Aim of the task: Copy exactly the run of lines that begins at the line with "Decode this image" and ends at the final line of the entries.

Figure record listings:
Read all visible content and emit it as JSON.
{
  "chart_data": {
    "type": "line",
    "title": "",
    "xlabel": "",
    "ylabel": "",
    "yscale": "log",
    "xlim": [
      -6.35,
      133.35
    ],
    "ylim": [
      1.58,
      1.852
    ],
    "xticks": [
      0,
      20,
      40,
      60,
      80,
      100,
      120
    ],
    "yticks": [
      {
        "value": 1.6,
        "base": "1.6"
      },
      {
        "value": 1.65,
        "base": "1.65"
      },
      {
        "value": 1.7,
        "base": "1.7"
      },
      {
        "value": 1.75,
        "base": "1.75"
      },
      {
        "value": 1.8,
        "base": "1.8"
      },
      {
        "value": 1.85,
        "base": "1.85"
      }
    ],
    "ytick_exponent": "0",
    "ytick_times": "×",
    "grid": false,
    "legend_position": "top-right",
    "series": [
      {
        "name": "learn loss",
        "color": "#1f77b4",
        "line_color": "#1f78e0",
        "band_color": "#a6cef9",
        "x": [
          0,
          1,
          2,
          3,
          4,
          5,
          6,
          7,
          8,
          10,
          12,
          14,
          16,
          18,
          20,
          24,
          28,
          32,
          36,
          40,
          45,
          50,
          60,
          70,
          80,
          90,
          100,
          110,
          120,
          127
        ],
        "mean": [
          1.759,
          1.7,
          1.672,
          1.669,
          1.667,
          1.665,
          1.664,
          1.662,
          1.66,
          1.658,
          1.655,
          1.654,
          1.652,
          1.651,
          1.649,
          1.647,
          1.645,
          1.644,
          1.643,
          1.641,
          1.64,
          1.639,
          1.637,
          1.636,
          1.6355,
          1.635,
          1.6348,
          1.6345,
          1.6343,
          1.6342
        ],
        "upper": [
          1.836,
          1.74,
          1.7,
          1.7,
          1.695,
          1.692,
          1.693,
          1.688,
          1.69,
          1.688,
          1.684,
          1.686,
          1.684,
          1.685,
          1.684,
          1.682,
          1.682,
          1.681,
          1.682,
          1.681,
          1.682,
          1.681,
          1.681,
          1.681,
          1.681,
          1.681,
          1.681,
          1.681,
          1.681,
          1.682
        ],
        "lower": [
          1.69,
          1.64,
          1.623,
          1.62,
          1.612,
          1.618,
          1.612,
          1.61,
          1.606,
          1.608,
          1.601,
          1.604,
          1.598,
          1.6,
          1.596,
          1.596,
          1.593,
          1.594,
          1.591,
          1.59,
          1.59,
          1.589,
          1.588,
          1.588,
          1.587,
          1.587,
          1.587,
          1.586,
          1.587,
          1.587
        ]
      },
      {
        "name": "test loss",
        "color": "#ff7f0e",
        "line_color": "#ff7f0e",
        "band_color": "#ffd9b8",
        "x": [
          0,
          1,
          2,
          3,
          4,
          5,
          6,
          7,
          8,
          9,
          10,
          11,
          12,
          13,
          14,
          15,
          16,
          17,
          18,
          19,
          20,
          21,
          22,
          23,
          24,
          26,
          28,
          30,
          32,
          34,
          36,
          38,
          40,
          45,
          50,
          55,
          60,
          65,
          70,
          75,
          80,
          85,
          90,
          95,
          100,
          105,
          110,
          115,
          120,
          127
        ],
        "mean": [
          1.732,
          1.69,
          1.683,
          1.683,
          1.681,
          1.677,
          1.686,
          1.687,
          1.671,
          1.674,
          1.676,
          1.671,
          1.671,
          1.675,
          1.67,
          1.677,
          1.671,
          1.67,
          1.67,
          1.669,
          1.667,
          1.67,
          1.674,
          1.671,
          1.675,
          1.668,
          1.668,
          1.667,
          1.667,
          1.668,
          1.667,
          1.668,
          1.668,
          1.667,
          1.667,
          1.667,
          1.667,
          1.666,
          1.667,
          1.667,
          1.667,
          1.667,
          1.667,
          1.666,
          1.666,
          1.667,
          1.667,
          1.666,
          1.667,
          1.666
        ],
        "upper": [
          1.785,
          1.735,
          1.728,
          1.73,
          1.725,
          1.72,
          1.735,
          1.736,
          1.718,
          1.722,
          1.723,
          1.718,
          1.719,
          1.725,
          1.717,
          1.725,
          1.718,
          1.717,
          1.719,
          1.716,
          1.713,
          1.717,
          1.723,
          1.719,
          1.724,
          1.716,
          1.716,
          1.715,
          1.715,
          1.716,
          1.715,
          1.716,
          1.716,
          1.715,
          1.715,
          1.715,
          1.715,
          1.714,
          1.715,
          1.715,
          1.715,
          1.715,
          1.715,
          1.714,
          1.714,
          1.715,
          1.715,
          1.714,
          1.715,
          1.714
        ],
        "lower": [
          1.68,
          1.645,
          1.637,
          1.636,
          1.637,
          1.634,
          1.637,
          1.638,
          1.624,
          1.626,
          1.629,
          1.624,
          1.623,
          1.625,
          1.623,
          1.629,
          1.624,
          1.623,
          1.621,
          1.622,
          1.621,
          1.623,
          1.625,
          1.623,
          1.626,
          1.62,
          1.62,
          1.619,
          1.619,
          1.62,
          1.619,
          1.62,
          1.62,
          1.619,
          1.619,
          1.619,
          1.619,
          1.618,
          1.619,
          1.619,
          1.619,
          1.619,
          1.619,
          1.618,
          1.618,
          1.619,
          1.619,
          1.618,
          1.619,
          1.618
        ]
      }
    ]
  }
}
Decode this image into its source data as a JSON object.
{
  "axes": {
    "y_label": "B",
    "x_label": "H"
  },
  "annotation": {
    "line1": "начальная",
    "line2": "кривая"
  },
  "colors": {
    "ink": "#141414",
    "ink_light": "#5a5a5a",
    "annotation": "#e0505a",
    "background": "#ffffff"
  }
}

Response:
Decode this image into its source data as a JSON object.
{
  "axes": {
    "y_label": "B",
    "x_label": "H"
  },
  "annotation": {
    "line1": "начальная",
    "line2": "кривая"
  },
  "colors": {
    "ink": "#141414",
    "ink_light": "#5a5a5a",
    "annotation": "#e0505a",
    "background": "#ffffff"
  }
}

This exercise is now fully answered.